-- start --

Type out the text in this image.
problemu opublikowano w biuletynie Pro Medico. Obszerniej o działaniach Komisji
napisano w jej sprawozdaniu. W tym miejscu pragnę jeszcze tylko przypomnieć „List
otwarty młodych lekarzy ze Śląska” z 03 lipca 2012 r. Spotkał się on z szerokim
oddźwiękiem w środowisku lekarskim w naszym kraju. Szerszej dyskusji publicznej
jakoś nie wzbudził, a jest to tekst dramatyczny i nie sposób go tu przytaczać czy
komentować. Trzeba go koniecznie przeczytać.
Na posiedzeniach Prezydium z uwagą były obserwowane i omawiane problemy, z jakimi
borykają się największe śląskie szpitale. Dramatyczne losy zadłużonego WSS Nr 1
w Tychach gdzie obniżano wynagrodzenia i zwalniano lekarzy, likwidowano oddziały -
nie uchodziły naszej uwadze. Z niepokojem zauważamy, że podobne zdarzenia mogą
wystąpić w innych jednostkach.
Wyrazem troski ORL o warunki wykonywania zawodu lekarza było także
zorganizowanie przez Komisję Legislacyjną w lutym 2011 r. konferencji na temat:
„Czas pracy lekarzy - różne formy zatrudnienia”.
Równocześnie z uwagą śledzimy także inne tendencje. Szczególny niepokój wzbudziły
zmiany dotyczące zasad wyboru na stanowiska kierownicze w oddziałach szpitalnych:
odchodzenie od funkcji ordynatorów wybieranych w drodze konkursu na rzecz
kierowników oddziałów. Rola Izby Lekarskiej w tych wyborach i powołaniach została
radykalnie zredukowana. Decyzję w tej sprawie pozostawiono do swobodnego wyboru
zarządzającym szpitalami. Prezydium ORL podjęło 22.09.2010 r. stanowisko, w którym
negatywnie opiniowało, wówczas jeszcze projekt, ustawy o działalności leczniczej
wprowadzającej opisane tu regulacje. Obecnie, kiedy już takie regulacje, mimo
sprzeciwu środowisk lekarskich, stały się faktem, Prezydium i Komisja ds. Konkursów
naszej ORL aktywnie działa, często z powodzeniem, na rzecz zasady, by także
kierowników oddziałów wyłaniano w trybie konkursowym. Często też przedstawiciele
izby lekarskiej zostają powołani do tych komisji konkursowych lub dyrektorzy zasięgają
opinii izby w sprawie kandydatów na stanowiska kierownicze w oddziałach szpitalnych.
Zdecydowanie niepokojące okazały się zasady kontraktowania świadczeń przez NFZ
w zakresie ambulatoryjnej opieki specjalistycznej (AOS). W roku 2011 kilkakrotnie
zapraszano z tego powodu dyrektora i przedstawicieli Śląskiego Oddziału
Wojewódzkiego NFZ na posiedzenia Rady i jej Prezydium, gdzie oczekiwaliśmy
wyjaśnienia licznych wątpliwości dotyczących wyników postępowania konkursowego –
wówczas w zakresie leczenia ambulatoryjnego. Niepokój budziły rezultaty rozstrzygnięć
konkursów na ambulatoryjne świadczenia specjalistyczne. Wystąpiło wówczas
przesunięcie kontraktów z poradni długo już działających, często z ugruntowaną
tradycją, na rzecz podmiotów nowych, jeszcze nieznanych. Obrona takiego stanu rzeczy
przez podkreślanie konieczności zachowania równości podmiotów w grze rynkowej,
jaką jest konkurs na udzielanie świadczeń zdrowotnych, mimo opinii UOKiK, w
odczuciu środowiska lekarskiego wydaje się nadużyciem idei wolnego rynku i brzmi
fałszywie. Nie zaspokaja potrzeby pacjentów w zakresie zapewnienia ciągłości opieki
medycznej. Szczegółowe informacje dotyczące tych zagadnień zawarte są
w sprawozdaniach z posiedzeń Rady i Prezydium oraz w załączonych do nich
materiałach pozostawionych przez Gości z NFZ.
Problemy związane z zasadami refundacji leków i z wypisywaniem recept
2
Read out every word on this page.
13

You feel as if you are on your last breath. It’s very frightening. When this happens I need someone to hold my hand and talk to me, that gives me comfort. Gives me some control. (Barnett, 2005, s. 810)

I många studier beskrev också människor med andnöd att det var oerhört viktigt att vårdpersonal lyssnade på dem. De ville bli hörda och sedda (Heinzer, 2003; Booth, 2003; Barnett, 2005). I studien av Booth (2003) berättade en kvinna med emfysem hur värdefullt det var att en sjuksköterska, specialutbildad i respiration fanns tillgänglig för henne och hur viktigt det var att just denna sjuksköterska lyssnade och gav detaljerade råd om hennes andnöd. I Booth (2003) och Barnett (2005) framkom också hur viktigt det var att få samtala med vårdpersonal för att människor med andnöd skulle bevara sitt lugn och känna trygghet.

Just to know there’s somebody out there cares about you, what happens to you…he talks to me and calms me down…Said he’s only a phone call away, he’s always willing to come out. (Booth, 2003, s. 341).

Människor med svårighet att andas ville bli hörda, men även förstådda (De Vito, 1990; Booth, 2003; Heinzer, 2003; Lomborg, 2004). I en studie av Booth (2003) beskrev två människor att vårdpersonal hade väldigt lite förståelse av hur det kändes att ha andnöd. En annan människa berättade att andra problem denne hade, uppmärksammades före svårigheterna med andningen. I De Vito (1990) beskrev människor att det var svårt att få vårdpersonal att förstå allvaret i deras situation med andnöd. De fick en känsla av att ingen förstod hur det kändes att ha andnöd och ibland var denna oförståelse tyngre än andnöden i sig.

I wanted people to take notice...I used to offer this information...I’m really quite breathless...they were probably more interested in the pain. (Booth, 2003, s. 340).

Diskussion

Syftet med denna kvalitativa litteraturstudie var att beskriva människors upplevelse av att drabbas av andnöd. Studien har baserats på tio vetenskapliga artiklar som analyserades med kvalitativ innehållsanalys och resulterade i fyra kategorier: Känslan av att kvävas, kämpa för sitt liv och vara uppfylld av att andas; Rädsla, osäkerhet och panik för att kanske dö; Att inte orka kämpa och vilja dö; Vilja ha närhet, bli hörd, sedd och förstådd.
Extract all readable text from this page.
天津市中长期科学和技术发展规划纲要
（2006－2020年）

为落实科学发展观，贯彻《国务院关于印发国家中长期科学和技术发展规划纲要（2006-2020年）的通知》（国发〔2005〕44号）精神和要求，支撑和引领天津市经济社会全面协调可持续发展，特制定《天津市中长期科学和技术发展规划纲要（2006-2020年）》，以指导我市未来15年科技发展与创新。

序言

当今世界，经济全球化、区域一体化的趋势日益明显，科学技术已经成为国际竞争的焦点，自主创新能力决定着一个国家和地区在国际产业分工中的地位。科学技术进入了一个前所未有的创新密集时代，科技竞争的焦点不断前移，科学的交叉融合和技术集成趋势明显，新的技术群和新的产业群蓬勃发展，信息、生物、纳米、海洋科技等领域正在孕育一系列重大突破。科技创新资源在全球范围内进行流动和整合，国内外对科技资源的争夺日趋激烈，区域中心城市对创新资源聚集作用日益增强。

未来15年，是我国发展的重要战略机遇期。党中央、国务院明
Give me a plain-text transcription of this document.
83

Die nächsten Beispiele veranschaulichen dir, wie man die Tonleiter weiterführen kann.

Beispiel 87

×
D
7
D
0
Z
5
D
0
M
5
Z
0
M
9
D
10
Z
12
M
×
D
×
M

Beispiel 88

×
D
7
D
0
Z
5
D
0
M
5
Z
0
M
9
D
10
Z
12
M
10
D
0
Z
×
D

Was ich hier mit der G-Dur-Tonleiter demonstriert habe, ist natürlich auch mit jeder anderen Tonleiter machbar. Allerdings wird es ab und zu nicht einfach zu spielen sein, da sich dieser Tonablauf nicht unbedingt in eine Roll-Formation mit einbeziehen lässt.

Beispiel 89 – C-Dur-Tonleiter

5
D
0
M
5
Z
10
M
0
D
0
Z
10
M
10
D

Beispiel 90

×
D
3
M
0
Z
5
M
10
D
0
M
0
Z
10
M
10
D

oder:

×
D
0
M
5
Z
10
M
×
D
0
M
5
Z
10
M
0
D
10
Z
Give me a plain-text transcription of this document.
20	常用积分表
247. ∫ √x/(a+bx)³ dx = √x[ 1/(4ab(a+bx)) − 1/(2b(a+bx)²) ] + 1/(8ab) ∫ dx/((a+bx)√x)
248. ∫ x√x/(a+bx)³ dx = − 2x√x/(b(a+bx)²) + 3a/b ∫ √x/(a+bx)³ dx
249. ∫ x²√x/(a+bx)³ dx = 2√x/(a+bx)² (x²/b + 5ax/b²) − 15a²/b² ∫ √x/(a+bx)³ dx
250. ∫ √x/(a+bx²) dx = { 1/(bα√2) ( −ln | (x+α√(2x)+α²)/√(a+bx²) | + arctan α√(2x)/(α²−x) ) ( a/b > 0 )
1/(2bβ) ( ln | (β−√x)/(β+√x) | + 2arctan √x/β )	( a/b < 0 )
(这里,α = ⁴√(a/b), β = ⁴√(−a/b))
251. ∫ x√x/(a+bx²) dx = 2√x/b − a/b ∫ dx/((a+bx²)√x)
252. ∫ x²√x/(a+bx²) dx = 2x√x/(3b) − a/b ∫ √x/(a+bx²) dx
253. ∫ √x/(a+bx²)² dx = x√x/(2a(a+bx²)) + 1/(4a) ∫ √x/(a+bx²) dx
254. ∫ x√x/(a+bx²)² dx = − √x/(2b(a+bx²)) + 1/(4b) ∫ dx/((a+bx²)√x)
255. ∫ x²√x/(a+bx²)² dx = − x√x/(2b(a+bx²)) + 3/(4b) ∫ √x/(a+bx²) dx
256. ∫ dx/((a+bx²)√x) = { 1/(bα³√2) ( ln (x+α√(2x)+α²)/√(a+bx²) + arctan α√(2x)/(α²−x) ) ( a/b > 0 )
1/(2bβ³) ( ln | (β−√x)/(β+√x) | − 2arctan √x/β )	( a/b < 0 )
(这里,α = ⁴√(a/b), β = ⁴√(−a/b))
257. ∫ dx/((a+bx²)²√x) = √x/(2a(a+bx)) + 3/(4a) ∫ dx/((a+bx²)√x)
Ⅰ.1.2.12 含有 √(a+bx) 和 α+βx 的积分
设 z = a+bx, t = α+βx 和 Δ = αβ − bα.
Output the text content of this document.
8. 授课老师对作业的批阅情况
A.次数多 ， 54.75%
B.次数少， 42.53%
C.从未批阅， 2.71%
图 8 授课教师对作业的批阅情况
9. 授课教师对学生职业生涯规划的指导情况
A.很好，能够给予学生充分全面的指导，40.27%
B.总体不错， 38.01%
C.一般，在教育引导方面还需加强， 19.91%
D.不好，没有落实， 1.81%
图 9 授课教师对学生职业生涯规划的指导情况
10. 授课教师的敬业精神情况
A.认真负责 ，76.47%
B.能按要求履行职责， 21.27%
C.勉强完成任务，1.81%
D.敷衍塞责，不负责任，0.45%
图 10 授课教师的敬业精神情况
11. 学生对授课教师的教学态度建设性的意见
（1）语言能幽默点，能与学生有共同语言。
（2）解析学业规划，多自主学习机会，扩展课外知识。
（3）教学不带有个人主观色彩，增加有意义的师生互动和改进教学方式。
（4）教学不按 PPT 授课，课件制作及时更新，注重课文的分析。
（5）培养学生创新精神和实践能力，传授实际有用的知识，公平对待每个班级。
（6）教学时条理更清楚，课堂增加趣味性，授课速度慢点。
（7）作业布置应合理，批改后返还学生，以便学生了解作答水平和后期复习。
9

-- end --

• Exercise requirements:
Return all lines of the material above in which the word "wówczas" occurs.

• Output of the task:
negatywnie opiniowało, wówczas jeszcze projekt, ustawy o działalności leczniczej
wówczas w zakresie leczenia ambulatoryjnego. Niepokój budziły rezultaty rozstrzygnięć
konkursów na ambulatoryjne świadczenia specjalistyczne. Wystąpiło wówczas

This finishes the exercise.